* **What the exercise asks**
Select the lines of the records containing the word "JSON" and list them.

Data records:
#####
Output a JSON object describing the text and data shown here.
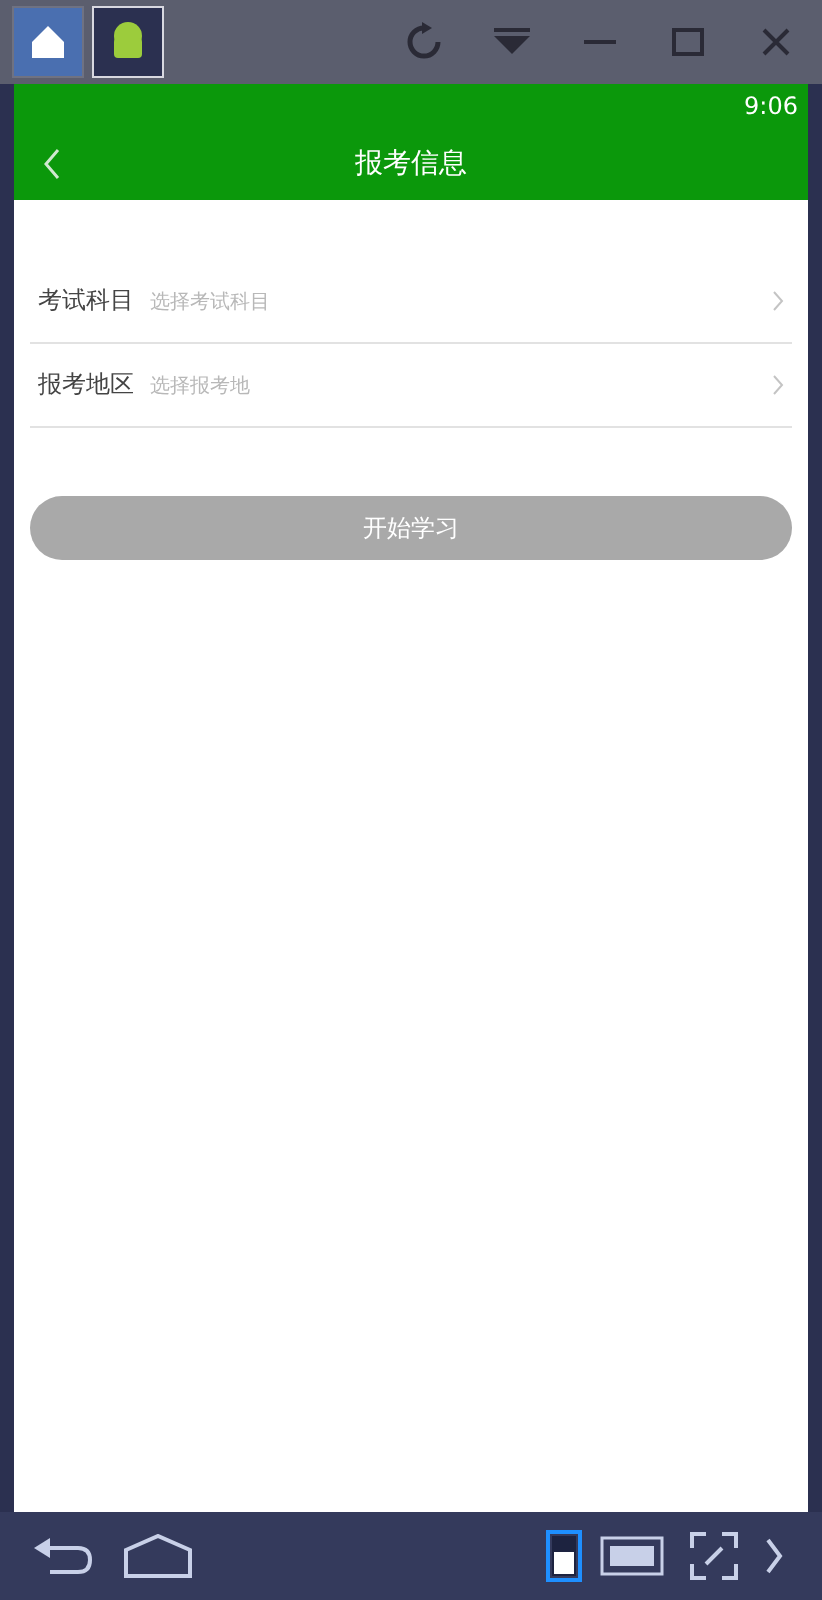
{
  "emulator": {
    "tabs": [
      {
        "kind": "home",
        "selected": false
      },
      {
        "kind": "app",
        "selected": true
      }
    ]
  },
  "status_bar": {
    "time": "9:06"
  },
  "app_bar": {
    "title": "报考信息"
  },
  "form": {
    "rows": [
      {
        "label": "考试科目",
        "placeholder": "选择考试科目"
      },
      {
        "label": "报考地区",
        "placeholder": "选择报考地"
      }
    ]
  },
  "start_button": {
    "label": "开始学习",
    "disabled": true
  },
  "nav_bar": {
    "buttons": [
      {
        "kind": "back",
        "selected": false
      },
      {
        "kind": "home",
        "selected": false
      },
      {
        "kind": "portrait",
        "selected": true
      },
      {
        "kind": "keyboard",
        "selected": false
      },
      {
        "kind": "fullscreen",
        "selected": false
      },
      {
        "kind": "more",
        "selected": false
      }
    ]
  }
}
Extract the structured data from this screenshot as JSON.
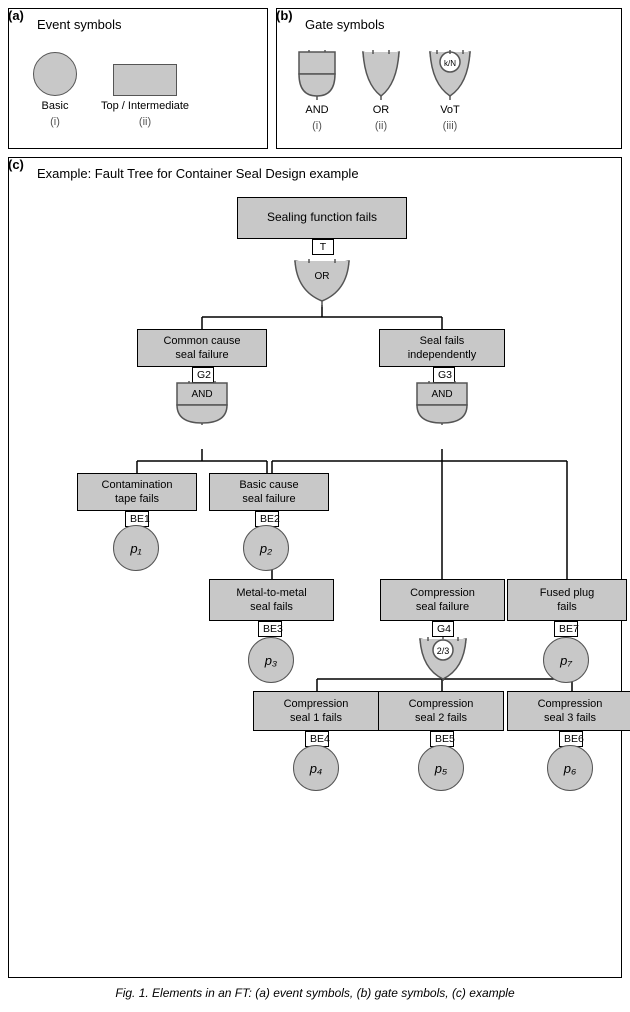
{
  "panels": {
    "a_label": "(a)",
    "a_title": "Event symbols",
    "b_label": "(b)",
    "b_title": "Gate symbols",
    "c_label": "(c)",
    "c_title": "Example: Fault Tree  for Container Seal Design example"
  },
  "event_symbols": {
    "basic_label": "Basic",
    "basic_sub": "(i)",
    "intermediate_label": "Top / Intermediate",
    "intermediate_sub": "(ii)"
  },
  "gate_symbols": {
    "and_label": "AND",
    "and_sub": "(i)",
    "or_label": "OR",
    "or_sub": "(ii)",
    "vot_label": "VoT",
    "vot_sub": "(iii)",
    "vot_kn": "k/N"
  },
  "tree_nodes": {
    "top": {
      "text": "Sealing function fails",
      "label": "T"
    },
    "or_gate": "OR",
    "g2_box": {
      "text": "Common cause\nseal failure",
      "label": "G2"
    },
    "g3_box": {
      "text": "Seal fails\nindependently",
      "label": "G3"
    },
    "and_g2": "AND",
    "and_g3": "AND",
    "be1_box": {
      "text": "Contamination\ntape fails",
      "label": "BE1"
    },
    "be2_box": {
      "text": "Basic cause\nseal failure",
      "label": "BE2"
    },
    "p1": "p₁",
    "p2": "p₂",
    "be3_box": {
      "text": "Metal-to-metal\nseal fails",
      "label": "BE3"
    },
    "g4_box": {
      "text": "Compression\nseal failure",
      "label": "G4"
    },
    "be7_box": {
      "text": "Fused plug\nfails",
      "label": "BE7"
    },
    "p3": "p₃",
    "vot_g4": "2/3",
    "p7": "p₇",
    "be4_box": {
      "text": "Compression\nseal 1 fails",
      "label": "BE4"
    },
    "be5_box": {
      "text": "Compression\nseal 2 fails",
      "label": "BE5"
    },
    "be6_box": {
      "text": "Compression\nseal 3 fails",
      "label": "BE6"
    },
    "p4": "p₄",
    "p5": "p₅",
    "p6": "p₆"
  },
  "caption": "Fig. 1. Elements in an FT: (a) event symbols, (b) gate symbols, (c) example"
}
#####
* **Finished task**
Output a JSON object describing the text and data shown here.
Extract the structured data from this screenshot as JSON.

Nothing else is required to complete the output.